A run of records
^^^^

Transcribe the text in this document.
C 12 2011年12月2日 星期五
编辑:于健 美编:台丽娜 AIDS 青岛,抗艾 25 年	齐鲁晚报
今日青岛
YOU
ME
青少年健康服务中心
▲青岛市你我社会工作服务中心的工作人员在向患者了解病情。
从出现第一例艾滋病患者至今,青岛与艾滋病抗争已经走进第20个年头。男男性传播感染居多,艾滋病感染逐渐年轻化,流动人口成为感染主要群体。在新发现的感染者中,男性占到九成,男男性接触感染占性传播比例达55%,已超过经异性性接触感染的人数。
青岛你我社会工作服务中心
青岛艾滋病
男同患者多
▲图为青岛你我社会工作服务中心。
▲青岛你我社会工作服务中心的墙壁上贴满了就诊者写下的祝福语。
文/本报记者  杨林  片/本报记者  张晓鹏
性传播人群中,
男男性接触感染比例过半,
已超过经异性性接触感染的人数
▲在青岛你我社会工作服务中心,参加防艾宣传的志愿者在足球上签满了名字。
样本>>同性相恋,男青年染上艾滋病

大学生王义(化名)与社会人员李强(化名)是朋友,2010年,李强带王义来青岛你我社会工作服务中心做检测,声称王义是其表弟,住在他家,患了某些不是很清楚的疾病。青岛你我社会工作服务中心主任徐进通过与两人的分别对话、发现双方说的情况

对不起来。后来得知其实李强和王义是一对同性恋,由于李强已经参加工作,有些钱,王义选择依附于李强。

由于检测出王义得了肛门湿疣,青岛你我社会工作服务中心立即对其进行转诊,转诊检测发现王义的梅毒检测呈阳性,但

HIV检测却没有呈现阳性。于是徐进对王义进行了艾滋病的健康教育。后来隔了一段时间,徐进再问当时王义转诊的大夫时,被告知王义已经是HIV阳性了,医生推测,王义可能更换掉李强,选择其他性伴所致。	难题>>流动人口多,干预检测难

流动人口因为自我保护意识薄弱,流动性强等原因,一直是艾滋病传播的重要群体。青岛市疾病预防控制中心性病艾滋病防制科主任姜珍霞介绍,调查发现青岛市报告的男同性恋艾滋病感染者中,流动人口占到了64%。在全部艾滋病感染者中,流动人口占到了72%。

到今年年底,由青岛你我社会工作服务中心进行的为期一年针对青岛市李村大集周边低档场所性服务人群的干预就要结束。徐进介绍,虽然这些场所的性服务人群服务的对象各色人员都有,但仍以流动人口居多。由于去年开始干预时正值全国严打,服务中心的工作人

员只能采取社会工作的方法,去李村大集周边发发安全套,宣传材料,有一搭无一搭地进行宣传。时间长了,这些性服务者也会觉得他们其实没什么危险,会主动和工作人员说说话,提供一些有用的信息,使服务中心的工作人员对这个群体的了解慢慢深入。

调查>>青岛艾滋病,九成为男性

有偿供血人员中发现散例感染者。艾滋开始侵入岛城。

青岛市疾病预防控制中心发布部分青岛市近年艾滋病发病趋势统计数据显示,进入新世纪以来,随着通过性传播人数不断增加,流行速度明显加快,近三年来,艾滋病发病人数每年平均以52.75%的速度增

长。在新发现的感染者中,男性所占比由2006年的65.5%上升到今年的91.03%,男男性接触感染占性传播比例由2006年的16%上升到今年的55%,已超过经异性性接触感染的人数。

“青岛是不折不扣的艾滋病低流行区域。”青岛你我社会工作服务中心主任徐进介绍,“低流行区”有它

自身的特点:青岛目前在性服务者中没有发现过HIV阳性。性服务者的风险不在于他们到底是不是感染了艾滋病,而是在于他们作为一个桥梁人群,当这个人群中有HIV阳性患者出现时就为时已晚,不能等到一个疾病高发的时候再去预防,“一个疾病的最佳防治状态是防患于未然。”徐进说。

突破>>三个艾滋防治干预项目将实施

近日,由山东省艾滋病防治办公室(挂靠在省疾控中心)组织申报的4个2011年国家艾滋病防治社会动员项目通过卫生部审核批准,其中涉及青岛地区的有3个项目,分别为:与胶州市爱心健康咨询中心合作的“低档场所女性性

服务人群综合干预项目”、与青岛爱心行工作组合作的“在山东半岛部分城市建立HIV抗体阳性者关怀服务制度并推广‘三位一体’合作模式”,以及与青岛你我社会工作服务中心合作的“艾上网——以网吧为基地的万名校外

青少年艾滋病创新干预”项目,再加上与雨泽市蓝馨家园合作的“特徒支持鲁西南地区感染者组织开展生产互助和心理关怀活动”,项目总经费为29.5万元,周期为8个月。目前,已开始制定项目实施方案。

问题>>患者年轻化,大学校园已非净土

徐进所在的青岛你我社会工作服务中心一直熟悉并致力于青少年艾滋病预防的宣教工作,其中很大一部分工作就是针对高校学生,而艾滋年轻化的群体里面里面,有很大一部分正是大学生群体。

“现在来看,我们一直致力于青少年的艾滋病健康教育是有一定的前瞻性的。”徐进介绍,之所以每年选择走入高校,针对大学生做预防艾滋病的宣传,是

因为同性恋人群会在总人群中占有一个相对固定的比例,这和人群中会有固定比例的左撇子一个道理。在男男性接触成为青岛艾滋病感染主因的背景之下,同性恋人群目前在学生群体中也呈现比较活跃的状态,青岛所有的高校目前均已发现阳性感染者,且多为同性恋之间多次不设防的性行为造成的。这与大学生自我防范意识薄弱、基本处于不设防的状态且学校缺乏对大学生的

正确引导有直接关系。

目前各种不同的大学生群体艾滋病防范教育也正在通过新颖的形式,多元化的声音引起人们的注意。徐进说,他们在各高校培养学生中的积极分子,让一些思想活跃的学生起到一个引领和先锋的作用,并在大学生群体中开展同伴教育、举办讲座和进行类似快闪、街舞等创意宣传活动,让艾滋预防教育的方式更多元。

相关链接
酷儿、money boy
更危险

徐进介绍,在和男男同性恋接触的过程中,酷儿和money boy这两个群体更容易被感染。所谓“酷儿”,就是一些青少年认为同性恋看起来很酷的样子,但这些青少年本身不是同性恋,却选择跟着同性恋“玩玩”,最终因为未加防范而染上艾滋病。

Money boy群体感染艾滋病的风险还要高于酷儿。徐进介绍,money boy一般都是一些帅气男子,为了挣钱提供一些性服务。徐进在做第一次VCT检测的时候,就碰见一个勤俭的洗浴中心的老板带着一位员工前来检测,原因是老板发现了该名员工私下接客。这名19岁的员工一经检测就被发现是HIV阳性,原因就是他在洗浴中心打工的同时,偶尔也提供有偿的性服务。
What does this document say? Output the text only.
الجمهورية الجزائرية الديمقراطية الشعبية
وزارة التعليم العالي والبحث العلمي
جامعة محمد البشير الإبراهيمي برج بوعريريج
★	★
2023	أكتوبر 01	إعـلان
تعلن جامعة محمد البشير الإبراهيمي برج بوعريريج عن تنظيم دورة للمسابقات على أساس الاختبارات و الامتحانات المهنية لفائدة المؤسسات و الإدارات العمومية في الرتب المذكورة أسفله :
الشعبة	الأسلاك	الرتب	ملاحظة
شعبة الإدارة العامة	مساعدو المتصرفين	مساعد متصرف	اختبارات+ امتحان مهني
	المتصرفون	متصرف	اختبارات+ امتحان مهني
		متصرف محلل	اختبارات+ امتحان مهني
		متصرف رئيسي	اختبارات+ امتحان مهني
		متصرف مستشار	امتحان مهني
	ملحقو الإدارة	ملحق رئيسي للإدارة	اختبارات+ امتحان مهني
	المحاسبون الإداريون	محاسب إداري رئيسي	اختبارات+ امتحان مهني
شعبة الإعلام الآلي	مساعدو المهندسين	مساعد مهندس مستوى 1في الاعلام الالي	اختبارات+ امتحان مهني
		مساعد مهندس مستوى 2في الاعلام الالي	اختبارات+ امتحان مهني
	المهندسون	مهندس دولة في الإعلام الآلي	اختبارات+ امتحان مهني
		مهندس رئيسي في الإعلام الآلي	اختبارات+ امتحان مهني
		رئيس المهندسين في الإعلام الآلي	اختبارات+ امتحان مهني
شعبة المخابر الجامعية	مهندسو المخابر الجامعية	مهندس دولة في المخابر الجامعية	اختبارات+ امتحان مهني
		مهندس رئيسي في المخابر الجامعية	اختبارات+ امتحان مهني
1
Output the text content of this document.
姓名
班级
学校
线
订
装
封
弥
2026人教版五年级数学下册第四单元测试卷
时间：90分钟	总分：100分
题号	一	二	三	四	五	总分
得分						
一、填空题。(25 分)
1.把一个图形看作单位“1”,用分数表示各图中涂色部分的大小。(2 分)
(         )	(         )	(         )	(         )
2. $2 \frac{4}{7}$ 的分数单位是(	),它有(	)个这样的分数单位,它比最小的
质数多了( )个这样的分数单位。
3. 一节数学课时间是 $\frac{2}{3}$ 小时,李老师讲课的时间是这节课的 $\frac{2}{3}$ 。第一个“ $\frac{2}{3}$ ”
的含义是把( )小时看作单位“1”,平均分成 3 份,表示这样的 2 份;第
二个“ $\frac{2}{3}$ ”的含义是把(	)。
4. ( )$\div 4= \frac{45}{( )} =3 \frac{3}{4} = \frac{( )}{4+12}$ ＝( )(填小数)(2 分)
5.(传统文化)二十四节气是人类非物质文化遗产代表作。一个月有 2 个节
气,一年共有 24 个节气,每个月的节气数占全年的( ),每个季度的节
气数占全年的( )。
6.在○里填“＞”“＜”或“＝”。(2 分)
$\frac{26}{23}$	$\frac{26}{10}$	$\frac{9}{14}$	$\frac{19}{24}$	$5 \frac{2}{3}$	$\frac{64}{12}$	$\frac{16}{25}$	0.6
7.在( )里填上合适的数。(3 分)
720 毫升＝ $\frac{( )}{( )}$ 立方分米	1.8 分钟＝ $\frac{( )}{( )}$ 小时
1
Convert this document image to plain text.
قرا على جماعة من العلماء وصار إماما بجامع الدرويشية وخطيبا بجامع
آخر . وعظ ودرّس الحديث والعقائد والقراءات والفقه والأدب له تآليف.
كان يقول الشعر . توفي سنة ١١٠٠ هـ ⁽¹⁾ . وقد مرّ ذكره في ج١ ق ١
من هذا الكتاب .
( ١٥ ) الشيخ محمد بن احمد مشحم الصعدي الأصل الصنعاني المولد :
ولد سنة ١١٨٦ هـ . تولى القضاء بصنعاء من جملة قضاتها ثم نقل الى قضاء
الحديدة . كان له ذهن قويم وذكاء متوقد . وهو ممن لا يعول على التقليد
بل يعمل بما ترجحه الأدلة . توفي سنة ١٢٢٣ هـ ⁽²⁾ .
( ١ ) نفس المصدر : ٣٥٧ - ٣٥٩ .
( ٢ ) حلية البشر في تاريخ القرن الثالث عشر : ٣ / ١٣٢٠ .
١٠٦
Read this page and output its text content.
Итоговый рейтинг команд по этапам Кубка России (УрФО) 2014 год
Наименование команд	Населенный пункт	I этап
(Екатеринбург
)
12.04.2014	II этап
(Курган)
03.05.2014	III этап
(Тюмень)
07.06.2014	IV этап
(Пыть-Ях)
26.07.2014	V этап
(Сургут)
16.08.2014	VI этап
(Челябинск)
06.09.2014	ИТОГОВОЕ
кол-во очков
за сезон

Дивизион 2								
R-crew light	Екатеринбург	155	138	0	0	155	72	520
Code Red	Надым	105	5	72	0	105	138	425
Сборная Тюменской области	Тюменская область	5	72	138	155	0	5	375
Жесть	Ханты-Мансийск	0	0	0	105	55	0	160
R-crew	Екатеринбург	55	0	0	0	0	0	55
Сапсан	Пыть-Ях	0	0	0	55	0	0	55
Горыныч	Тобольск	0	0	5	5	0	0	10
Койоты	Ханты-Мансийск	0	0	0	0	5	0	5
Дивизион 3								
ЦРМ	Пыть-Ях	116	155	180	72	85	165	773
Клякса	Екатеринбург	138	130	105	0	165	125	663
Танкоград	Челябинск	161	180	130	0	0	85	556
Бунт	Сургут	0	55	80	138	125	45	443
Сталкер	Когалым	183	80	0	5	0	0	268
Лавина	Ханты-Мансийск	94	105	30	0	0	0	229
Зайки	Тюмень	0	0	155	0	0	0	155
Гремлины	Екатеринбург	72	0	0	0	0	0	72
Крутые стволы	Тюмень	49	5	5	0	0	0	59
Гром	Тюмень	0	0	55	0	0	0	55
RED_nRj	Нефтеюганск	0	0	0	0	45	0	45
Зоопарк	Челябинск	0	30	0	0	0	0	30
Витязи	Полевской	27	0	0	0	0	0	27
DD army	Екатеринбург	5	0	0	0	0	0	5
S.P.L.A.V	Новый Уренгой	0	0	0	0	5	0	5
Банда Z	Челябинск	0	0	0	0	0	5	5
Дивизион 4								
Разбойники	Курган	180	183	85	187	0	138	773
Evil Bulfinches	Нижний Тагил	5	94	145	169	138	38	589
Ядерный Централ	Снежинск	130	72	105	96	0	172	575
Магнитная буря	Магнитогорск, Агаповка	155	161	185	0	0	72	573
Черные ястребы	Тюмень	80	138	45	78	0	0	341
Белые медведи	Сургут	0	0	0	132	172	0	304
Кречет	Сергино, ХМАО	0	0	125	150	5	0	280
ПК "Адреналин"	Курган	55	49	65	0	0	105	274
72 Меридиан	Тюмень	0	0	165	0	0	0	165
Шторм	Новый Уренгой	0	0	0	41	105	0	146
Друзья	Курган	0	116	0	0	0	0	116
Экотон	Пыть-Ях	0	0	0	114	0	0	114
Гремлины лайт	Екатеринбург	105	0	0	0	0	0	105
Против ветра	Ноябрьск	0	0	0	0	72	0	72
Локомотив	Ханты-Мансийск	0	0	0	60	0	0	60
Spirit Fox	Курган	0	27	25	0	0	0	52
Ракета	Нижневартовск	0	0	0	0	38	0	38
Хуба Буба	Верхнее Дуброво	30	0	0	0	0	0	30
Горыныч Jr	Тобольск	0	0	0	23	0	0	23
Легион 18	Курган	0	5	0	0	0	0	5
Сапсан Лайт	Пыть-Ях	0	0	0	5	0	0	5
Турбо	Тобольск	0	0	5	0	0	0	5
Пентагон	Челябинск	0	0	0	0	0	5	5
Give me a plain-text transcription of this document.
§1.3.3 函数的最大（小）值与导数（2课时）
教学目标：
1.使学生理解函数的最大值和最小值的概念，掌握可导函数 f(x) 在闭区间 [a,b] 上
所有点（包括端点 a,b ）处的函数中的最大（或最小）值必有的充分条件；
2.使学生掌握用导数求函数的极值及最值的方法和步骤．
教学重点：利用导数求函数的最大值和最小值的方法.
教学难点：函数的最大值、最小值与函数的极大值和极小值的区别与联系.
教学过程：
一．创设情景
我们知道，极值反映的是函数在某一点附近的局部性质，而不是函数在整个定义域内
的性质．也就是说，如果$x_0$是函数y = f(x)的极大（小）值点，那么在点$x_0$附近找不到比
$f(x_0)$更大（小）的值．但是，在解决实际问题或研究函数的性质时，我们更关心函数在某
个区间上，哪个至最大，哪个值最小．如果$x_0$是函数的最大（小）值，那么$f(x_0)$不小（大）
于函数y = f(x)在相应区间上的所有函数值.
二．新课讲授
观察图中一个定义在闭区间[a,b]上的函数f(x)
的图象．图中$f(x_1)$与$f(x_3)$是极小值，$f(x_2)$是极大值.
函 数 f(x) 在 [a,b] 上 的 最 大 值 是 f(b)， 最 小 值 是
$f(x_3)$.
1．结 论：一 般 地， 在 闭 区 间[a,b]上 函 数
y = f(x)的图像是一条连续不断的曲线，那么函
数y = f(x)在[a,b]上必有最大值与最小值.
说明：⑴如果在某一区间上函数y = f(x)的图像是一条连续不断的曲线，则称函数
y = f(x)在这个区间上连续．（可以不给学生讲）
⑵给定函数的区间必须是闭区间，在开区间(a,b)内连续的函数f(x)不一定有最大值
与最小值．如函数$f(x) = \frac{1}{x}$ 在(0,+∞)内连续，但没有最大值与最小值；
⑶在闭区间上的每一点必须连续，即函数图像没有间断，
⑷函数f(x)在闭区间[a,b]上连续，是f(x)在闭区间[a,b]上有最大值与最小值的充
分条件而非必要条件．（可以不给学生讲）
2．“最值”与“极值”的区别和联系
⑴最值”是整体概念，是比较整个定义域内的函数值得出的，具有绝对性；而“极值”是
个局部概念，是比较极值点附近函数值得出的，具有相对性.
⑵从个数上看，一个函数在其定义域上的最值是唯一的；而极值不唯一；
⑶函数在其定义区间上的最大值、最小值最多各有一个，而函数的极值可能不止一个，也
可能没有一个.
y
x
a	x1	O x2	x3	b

^^^^

GIVEN TASK: Write out every line of the data that holds the word "الإدارة".

SOLUTION TO THIS EXERCISE:
شعبة الإدارة العامة	مساعدو المتصرفين	مساعد متصرف	اختبارات+ امتحان مهني
	ملحقو الإدارة	ملحق رئيسي للإدارة	اختبارات+ امتحان مهني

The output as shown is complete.